• [Records from a data source]:
## start

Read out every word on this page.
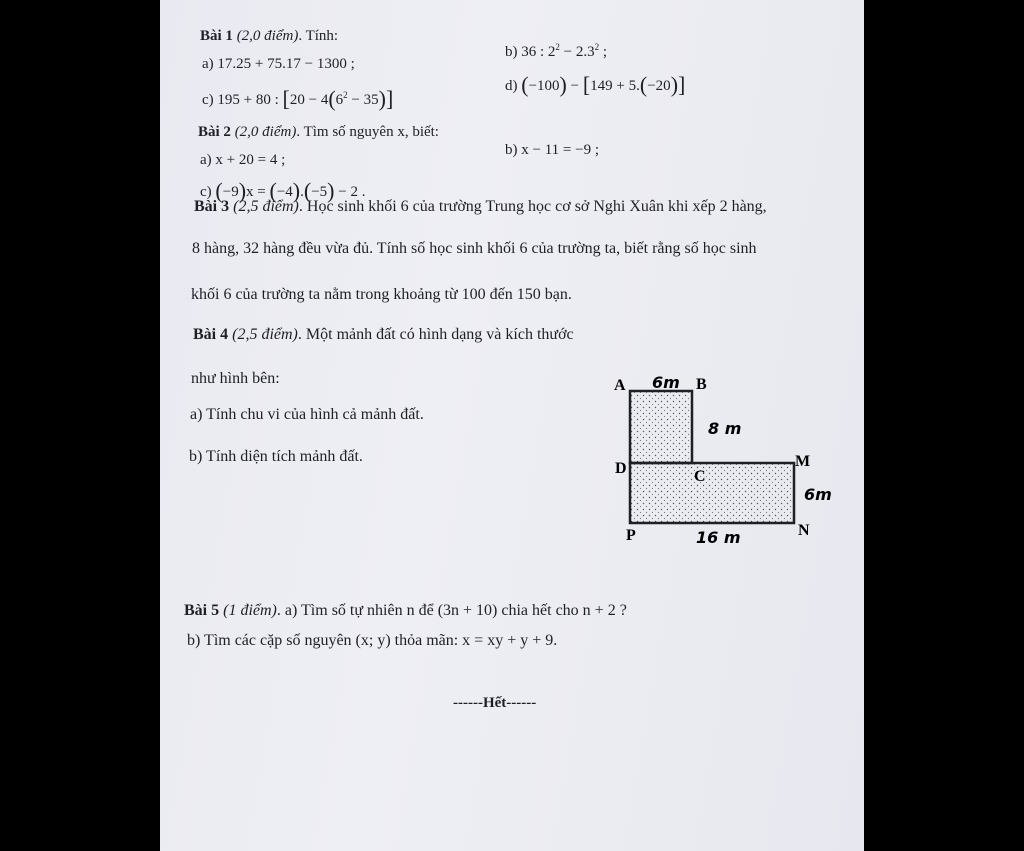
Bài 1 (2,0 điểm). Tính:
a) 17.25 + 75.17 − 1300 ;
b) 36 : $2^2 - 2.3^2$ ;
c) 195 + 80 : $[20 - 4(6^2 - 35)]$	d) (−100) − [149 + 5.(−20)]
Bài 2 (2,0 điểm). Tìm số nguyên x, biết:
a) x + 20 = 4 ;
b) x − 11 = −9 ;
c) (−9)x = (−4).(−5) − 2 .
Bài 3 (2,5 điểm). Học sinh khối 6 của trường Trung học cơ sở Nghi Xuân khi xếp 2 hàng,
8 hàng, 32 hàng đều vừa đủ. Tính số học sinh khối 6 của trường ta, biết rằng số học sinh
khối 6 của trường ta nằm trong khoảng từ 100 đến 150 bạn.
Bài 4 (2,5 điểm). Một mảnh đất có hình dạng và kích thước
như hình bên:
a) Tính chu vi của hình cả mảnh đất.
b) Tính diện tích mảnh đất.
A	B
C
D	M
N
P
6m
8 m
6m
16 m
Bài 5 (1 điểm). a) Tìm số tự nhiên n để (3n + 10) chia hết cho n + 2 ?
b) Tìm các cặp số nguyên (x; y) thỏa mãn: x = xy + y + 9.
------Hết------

## end
## start

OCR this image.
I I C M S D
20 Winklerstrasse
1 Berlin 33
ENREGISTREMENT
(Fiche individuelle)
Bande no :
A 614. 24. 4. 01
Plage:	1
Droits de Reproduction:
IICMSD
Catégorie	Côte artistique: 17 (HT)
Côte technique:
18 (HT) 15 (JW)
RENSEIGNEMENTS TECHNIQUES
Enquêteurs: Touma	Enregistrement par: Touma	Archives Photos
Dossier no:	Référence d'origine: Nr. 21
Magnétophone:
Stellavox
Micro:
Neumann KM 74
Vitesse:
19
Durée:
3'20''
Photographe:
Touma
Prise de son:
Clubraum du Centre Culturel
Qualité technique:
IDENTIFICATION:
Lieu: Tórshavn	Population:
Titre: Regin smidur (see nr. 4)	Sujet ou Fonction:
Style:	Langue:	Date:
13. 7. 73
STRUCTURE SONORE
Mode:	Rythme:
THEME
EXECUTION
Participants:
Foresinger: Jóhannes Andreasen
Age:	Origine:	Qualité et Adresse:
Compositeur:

## end

• [STATED TASK]: From the data, list each line in which the string "nguyên" appears.

• [TASK RESPONSE]:
Bài 2 (2,0 điểm). Tìm số nguyên x, biết:
b) Tìm các cặp số nguyên (x; y) thỏa mãn: x = xy + y + 9.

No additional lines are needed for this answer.